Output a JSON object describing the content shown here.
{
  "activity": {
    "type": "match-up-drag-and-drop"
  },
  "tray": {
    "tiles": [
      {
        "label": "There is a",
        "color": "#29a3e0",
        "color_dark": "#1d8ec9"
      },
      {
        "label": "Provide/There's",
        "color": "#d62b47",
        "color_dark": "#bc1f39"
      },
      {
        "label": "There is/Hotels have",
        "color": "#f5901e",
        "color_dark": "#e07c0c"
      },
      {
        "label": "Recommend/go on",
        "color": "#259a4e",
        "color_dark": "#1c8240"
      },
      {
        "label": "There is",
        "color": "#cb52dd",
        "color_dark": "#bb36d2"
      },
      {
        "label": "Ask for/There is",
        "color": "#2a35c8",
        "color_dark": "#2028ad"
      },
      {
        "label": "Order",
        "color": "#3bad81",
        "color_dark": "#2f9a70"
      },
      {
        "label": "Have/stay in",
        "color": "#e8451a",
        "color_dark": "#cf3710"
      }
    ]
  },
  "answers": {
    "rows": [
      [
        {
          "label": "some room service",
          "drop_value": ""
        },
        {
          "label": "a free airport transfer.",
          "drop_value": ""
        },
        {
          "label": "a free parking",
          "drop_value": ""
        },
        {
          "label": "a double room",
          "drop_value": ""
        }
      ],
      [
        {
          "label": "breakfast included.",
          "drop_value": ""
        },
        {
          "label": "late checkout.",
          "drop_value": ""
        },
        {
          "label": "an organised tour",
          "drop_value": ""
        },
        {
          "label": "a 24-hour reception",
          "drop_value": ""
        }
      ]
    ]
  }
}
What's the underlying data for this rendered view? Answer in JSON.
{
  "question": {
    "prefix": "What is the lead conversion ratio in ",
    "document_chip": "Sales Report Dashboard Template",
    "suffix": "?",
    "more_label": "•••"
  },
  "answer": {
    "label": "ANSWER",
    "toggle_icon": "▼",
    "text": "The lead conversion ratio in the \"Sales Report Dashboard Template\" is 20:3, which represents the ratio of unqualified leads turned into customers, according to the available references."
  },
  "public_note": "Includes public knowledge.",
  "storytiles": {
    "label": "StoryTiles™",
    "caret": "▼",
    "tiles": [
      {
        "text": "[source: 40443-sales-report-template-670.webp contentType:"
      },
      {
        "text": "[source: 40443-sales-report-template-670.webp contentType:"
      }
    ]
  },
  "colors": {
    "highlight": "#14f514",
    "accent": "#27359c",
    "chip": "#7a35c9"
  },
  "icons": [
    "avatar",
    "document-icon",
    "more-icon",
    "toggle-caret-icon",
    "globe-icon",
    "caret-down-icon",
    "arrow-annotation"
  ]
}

--- What to do ---
Set down, exactly and in full, the lines from the one containing "What's the underlying" through the end of the entries; no other line belongs.

--- The reply ---
What's the underlying data for this rendered view? Answer in JSON.
{
  "question": {
    "prefix": "What is the lead conversion ratio in ",
    "document_chip": "Sales Report Dashboard Template",
    "suffix": "?",
    "more_label": "•••"
  },
  "answer": {
    "label": "ANSWER",
    "toggle_icon": "▼",
    "text": "The lead conversion ratio in the \"Sales Report Dashboard Template\" is 20:3, which represents the ratio of unqualified leads turned into customers, according to the available references."
  },
  "public_note": "Includes public knowledge.",
  "storytiles": {
    "label": "StoryTiles™",
    "caret": "▼",
    "tiles": [
      {
        "text": "[source: 40443-sales-report-template-670.webp contentType:"
      },
      {
        "text": "[source: 40443-sales-report-template-670.webp contentType:"
      }
    ]
  },
  "colors": {
    "highlight": "#14f514",
    "accent": "#27359c",
    "chip": "#7a35c9"
  },
  "icons": [
    "avatar",
    "document-icon",
    "more-icon",
    "toggle-caret-icon",
    "globe-icon",
    "caret-down-icon",
    "arrow-annotation"
  ]
}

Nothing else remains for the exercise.